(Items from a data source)
--- START ---

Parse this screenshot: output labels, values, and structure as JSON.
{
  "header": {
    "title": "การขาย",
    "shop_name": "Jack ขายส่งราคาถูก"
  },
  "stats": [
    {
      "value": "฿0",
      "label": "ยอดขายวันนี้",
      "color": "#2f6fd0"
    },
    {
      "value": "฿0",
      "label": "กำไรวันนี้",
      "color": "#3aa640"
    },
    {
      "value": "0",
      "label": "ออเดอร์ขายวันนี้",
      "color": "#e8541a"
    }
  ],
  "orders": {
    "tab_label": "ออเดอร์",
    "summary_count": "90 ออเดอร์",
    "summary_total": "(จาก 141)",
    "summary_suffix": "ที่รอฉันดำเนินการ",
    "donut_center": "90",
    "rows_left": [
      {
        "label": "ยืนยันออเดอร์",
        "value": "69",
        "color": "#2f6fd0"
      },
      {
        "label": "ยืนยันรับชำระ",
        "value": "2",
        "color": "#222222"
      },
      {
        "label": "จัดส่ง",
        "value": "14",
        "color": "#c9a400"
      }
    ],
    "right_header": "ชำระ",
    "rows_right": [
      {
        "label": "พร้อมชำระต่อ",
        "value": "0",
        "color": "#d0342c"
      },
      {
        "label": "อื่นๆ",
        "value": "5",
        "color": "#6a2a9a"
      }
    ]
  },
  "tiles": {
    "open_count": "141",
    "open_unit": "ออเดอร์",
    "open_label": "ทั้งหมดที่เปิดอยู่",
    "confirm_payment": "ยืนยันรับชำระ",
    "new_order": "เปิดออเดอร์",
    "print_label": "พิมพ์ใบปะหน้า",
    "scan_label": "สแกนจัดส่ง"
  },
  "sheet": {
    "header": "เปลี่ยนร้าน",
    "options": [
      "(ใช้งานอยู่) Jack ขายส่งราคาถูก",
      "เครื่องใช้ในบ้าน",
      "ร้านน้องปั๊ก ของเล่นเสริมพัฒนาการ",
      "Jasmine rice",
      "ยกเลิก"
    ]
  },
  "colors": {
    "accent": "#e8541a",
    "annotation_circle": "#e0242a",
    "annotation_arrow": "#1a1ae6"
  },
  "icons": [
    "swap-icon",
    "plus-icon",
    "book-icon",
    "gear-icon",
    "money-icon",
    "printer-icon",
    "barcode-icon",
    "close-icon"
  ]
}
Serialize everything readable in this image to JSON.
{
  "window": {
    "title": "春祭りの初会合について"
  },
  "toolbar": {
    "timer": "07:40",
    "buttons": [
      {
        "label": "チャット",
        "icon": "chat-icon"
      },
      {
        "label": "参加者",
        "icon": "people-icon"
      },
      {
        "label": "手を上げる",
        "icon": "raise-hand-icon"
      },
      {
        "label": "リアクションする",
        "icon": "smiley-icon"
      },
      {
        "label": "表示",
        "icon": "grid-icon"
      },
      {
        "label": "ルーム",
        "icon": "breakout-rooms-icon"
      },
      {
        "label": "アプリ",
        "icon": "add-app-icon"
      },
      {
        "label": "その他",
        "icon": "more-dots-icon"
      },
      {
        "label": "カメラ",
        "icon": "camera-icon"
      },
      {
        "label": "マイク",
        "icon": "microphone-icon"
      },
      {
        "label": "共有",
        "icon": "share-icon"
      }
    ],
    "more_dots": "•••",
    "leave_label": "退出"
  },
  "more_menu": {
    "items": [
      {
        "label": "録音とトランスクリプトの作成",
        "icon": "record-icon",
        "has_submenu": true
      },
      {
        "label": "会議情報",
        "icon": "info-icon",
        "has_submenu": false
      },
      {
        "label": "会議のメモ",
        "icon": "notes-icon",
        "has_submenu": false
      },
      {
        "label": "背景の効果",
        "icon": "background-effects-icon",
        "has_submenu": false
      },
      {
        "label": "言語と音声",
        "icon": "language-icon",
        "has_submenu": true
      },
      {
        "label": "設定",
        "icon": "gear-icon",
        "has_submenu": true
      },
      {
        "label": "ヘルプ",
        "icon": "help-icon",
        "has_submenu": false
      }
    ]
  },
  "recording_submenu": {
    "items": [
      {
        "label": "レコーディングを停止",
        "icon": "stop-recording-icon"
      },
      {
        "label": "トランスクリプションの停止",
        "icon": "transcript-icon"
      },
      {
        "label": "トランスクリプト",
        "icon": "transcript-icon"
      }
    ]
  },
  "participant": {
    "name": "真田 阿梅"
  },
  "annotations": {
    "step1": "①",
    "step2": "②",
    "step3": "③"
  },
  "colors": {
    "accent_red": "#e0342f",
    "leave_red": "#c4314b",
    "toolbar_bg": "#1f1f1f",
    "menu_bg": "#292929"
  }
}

--- END ---

--- Do this ---
Every record above should be output exactly.

--- Solved problem ---
Parse this screenshot: output labels, values, and structure as JSON.
{
  "header": {
    "title": "การขาย",
    "shop_name": "Jack ขายส่งราคาถูก"
  },
  "stats": [
    {
      "value": "฿0",
      "label": "ยอดขายวันนี้",
      "color": "#2f6fd0"
    },
    {
      "value": "฿0",
      "label": "กำไรวันนี้",
      "color": "#3aa640"
    },
    {
      "value": "0",
      "label": "ออเดอร์ขายวันนี้",
      "color": "#e8541a"
    }
  ],
  "orders": {
    "tab_label": "ออเดอร์",
    "summary_count": "90 ออเดอร์",
    "summary_total": "(จาก 141)",
    "summary_suffix": "ที่รอฉันดำเนินการ",
    "donut_center": "90",
    "rows_left": [
      {
        "label": "ยืนยันออเดอร์",
        "value": "69",
        "color": "#2f6fd0"
      },
      {
        "label": "ยืนยันรับชำระ",
        "value": "2",
        "color": "#222222"
      },
      {
        "label": "จัดส่ง",
        "value": "14",
        "color": "#c9a400"
      }
    ],
    "right_header": "ชำระ",
    "rows_right": [
      {
        "label": "พร้อมชำระต่อ",
        "value": "0",
        "color": "#d0342c"
      },
      {
        "label": "อื่นๆ",
        "value": "5",
        "color": "#6a2a9a"
      }
    ]
  },
  "tiles": {
    "open_count": "141",
    "open_unit": "ออเดอร์",
    "open_label": "ทั้งหมดที่เปิดอยู่",
    "confirm_payment": "ยืนยันรับชำระ",
    "new_order": "เปิดออเดอร์",
    "print_label": "พิมพ์ใบปะหน้า",
    "scan_label": "สแกนจัดส่ง"
  },
  "sheet": {
    "header": "เปลี่ยนร้าน",
    "options": [
      "(ใช้งานอยู่) Jack ขายส่งราคาถูก",
      "เครื่องใช้ในบ้าน",
      "ร้านน้องปั๊ก ของเล่นเสริมพัฒนาการ",
      "Jasmine rice",
      "ยกเลิก"
    ]
  },
  "colors": {
    "accent": "#e8541a",
    "annotation_circle": "#e0242a",
    "annotation_arrow": "#1a1ae6"
  },
  "icons": [
    "swap-icon",
    "plus-icon",
    "book-icon",
    "gear-icon",
    "money-icon",
    "printer-icon",
    "barcode-icon",
    "close-icon"
  ]
}
Serialize everything readable in this image to JSON.
{
  "window": {
    "title": "春祭りの初会合について"
  },
  "toolbar": {
    "timer": "07:40",
    "buttons": [
      {
        "label": "チャット",
        "icon": "chat-icon"
      },
      {
        "label": "参加者",
        "icon": "people-icon"
      },
      {
        "label": "手を上げる",
        "icon": "raise-hand-icon"
      },
      {
        "label": "リアクションする",
        "icon": "smiley-icon"
      },
      {
        "label": "表示",
        "icon": "grid-icon"
      },
      {
        "label": "ルーム",
        "icon": "breakout-rooms-icon"
      },
      {
        "label": "アプリ",
        "icon": "add-app-icon"
      },
      {
        "label": "その他",
        "icon": "more-dots-icon"
      },
      {
        "label": "カメラ",
        "icon": "camera-icon"
      },
      {
        "label": "マイク",
        "icon": "microphone-icon"
      },
      {
        "label": "共有",
        "icon": "share-icon"
      }
    ],
    "more_dots": "•••",
    "leave_label": "退出"
  },
  "more_menu": {
    "items": [
      {
        "label": "録音とトランスクリプトの作成",
        "icon": "record-icon",
        "has_submenu": true
      },
      {
        "label": "会議情報",
        "icon": "info-icon",
        "has_submenu": false
      },
      {
        "label": "会議のメモ",
        "icon": "notes-icon",
        "has_submenu": false
      },
      {
        "label": "背景の効果",
        "icon": "background-effects-icon",
        "has_submenu": false
      },
      {
        "label": "言語と音声",
        "icon": "language-icon",
        "has_submenu": true
      },
      {
        "label": "設定",
        "icon": "gear-icon",
        "has_submenu": true
      },
      {
        "label": "ヘルプ",
        "icon": "help-icon",
        "has_submenu": false
      }
    ]
  },
  "recording_submenu": {
    "items": [
      {
        "label": "レコーディングを停止",
        "icon": "stop-recording-icon"
      },
      {
        "label": "トランスクリプションの停止",
        "icon": "transcript-icon"
      },
      {
        "label": "トランスクリプト",
        "icon": "transcript-icon"
      }
    ]
  },
  "participant": {
    "name": "真田 阿梅"
  },
  "annotations": {
    "step1": "①",
    "step2": "②",
    "step3": "③"
  },
  "colors": {
    "accent_red": "#e0342f",
    "leave_red": "#c4314b",
    "toolbar_bg": "#1f1f1f",
    "menu_bg": "#292929"
  }
}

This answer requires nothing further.